# YOUR INSTRUCTIONS:
Gather each line containing the string "text" from these entries.

# DATASET CONTENT:
----------------------------------------
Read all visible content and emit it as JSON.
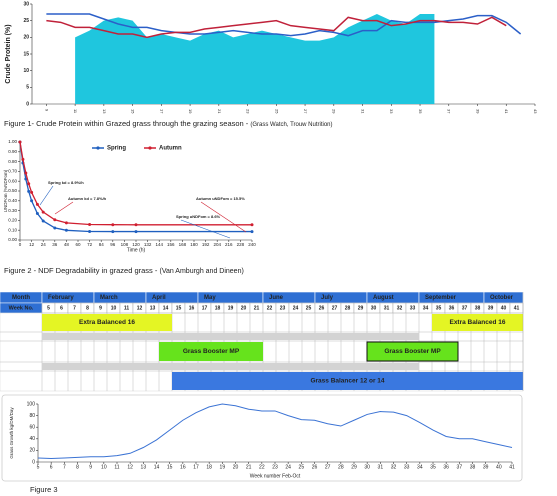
{
  "chart_data": [
    {
      "type": "line",
      "ylabel": "Crude Protein (%)",
      "xlim": [
        8,
        43
      ],
      "xticks": [
        9,
        11,
        13,
        15,
        17,
        19,
        21,
        23,
        25,
        27,
        29,
        31,
        33,
        35,
        37,
        39,
        41,
        43
      ],
      "ylim": [
        0,
        30
      ],
      "yticks": [
        0,
        5,
        10,
        15,
        20,
        25,
        30
      ],
      "grid": false,
      "series": [
        {
          "color": "#1fc6de",
          "area": true,
          "x": [
            11,
            12,
            13,
            14,
            15,
            16,
            17,
            18,
            19,
            20,
            21,
            22,
            23,
            24,
            25,
            26,
            27,
            28,
            29,
            30,
            31,
            32,
            33,
            34,
            35,
            36
          ],
          "values": [
            20,
            22,
            25,
            26,
            25,
            20,
            21,
            20,
            19,
            21,
            22,
            20,
            21,
            22,
            21,
            20,
            19,
            19,
            20,
            23,
            25,
            27,
            25,
            24,
            27,
            27
          ]
        },
        {
          "color": "#2b5fc8",
          "x": [
            9,
            10,
            11,
            12,
            13,
            14,
            15,
            16,
            17,
            18,
            19,
            20,
            21,
            22,
            23,
            24,
            25,
            26,
            27,
            28,
            29,
            30,
            31,
            32,
            33,
            34,
            35,
            36,
            37,
            38,
            39,
            40,
            41,
            42
          ],
          "values": [
            27,
            27,
            27,
            27,
            25.5,
            24,
            23,
            23,
            22,
            21.5,
            21,
            21,
            21.5,
            22,
            21.5,
            21,
            21,
            20.5,
            21,
            22,
            21.5,
            20.5,
            22,
            22,
            25,
            24.5,
            24.5,
            24.5,
            25,
            25.5,
            26.5,
            26.5,
            24.5,
            21
          ]
        },
        {
          "color": "#c0213a",
          "x": [
            9,
            10,
            11,
            12,
            13,
            14,
            15,
            16,
            17,
            18,
            19,
            20,
            21,
            22,
            23,
            24,
            25,
            26,
            27,
            28,
            29,
            30,
            31,
            32,
            33,
            34,
            35,
            36,
            37,
            38,
            39,
            40,
            41
          ],
          "values": [
            25,
            24.5,
            23,
            23,
            22,
            21,
            21,
            20,
            21,
            21.5,
            21.5,
            22.5,
            23,
            23.5,
            24,
            24.5,
            25,
            23.5,
            23,
            22.5,
            22,
            26,
            25,
            25,
            23.5,
            24,
            25,
            25,
            24.5,
            24.5,
            24,
            26,
            23.5
          ]
        }
      ],
      "caption": "Figure 1- Crude Protein within Grazed grass through the grazing season - ",
      "caption_source": "(Grass Watch, Trouw Nutrition)"
    },
    {
      "type": "line",
      "ylabel": "UNDFom (%NDFom)",
      "xlabel": "Time (h)",
      "legend": "top",
      "markers": true,
      "xlim": [
        0,
        240
      ],
      "xticks": [
        0,
        12,
        24,
        36,
        48,
        60,
        72,
        84,
        96,
        108,
        120,
        132,
        144,
        156,
        168,
        180,
        192,
        204,
        216,
        228,
        240
      ],
      "ylim": [
        0,
        1
      ],
      "yticks": [
        {
          "value": 0,
          "label": "0.00"
        },
        {
          "value": 0.1,
          "label": "0.10"
        },
        {
          "value": 0.2,
          "label": "0.20"
        },
        {
          "value": 0.3,
          "label": "0.30"
        },
        {
          "value": 0.4,
          "label": "0.40"
        },
        {
          "value": 0.5,
          "label": "0.50"
        },
        {
          "value": 0.6,
          "label": "0.60"
        },
        {
          "value": 0.7,
          "label": "0.70"
        },
        {
          "value": 0.8,
          "label": "0.80"
        },
        {
          "value": 0.9,
          "label": "0.90"
        },
        {
          "value": 1,
          "label": "1.00"
        }
      ],
      "grid": false,
      "x": [
        0,
        3,
        6,
        9,
        12,
        18,
        24,
        36,
        48,
        72,
        96,
        120,
        240
      ],
      "series": [
        {
          "name": "Spring",
          "color": "#1f5fbf",
          "values": [
            1.0,
            0.786,
            0.622,
            0.496,
            0.4,
            0.27,
            0.194,
            0.123,
            0.099,
            0.087,
            0.086,
            0.086,
            0.086
          ]
        },
        {
          "name": "Autumn",
          "color": "#d01f30",
          "values": [
            1.0,
            0.823,
            0.684,
            0.574,
            0.486,
            0.363,
            0.285,
            0.206,
            0.175,
            0.158,
            0.156,
            0.155,
            0.155
          ]
        }
      ],
      "annotations": [
        {
          "text": "Spring kd = 8.9%/h",
          "color": "#1f5fbf"
        },
        {
          "text": "Autumn kd = 7.8%/h",
          "color": "#d01f30"
        },
        {
          "text": "Autumn uNDFom = 15.5%",
          "color": "#d01f30"
        },
        {
          "text": "Spring uNDFom = 8.6%",
          "color": "#1f5fbf"
        }
      ],
      "caption": "Figure 2 - NDF Degradability in grazed grass - ",
      "caption_source": "(Van Amburgh and Dineen)"
    },
    {
      "type": "line",
      "ylabel": "Grass Growth kg/DM/Day",
      "xlabel": "Week number Feb-Oct",
      "xlim": [
        5,
        41
      ],
      "xticks": [
        5,
        6,
        7,
        8,
        9,
        10,
        11,
        12,
        13,
        14,
        15,
        16,
        17,
        18,
        19,
        20,
        21,
        22,
        23,
        24,
        25,
        26,
        27,
        28,
        29,
        30,
        31,
        32,
        33,
        34,
        35,
        36,
        37,
        38,
        39,
        40,
        41
      ],
      "ylim": [
        0,
        100
      ],
      "yticks": [
        0,
        20,
        40,
        60,
        80,
        100
      ],
      "grid": false,
      "x": [
        5,
        6,
        7,
        8,
        9,
        10,
        11,
        12,
        13,
        14,
        15,
        16,
        17,
        18,
        19,
        20,
        21,
        22,
        23,
        24,
        25,
        26,
        27,
        28,
        29,
        30,
        31,
        32,
        33,
        34,
        35,
        36,
        37,
        38,
        39,
        40,
        41
      ],
      "series": [
        {
          "color": "#3b73d4",
          "values": [
            7,
            6,
            7,
            8,
            9,
            9,
            11,
            15,
            25,
            38,
            55,
            72,
            85,
            95,
            100,
            97,
            91,
            88,
            88,
            80,
            73,
            72,
            66,
            62,
            72,
            82,
            87,
            86,
            80,
            68,
            55,
            44,
            40,
            40,
            35,
            30,
            25
          ]
        }
      ],
      "caption": "Figure 3"
    }
  ],
  "table": {
    "month_header": "Month",
    "week_header": "Week No.",
    "weeks": [
      5,
      6,
      7,
      8,
      9,
      10,
      11,
      12,
      13,
      14,
      15,
      16,
      17,
      18,
      19,
      20,
      21,
      22,
      23,
      24,
      25,
      26,
      27,
      28,
      29,
      30,
      31,
      32,
      33,
      34,
      35,
      36,
      37,
      38,
      39,
      40,
      41
    ],
    "months": [
      {
        "name": "February",
        "start": 5,
        "end": 8
      },
      {
        "name": "March",
        "start": 9,
        "end": 12
      },
      {
        "name": "April",
        "start": 13,
        "end": 16
      },
      {
        "name": "May",
        "start": 17,
        "end": 21
      },
      {
        "name": "June",
        "start": 22,
        "end": 25
      },
      {
        "name": "July",
        "start": 26,
        "end": 29
      },
      {
        "name": "August",
        "start": 30,
        "end": 33
      },
      {
        "name": "September",
        "start": 34,
        "end": 38
      },
      {
        "name": "October",
        "start": 39,
        "end": 41
      }
    ],
    "products": [
      {
        "label": "Extra Balanced 16",
        "start": 5,
        "end": 14,
        "color": "#e4f524"
      },
      {
        "label": "Extra Balanced 16",
        "start": 35,
        "end": 41,
        "color": "#e4f524"
      },
      {
        "label": "Grass Booster MP",
        "start": 14,
        "end": 21,
        "color": "#66e31c"
      },
      {
        "label": "Grass Booster MP",
        "start": 30,
        "end": 36,
        "color": "#66e31c",
        "outlined": true
      },
      {
        "label": "Grass Balancer 12 or 14",
        "start": 15,
        "end": 41,
        "color": "#3a78e0"
      }
    ]
  }
}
----------------------------------------
# ANSWER:
          "text": "Spring kd = 8.9%/h",
          "text": "Autumn kd = 7.8%/h",
          "text": "Autumn uNDFom = 15.5%",
          "text": "Spring uNDFom = 8.6%",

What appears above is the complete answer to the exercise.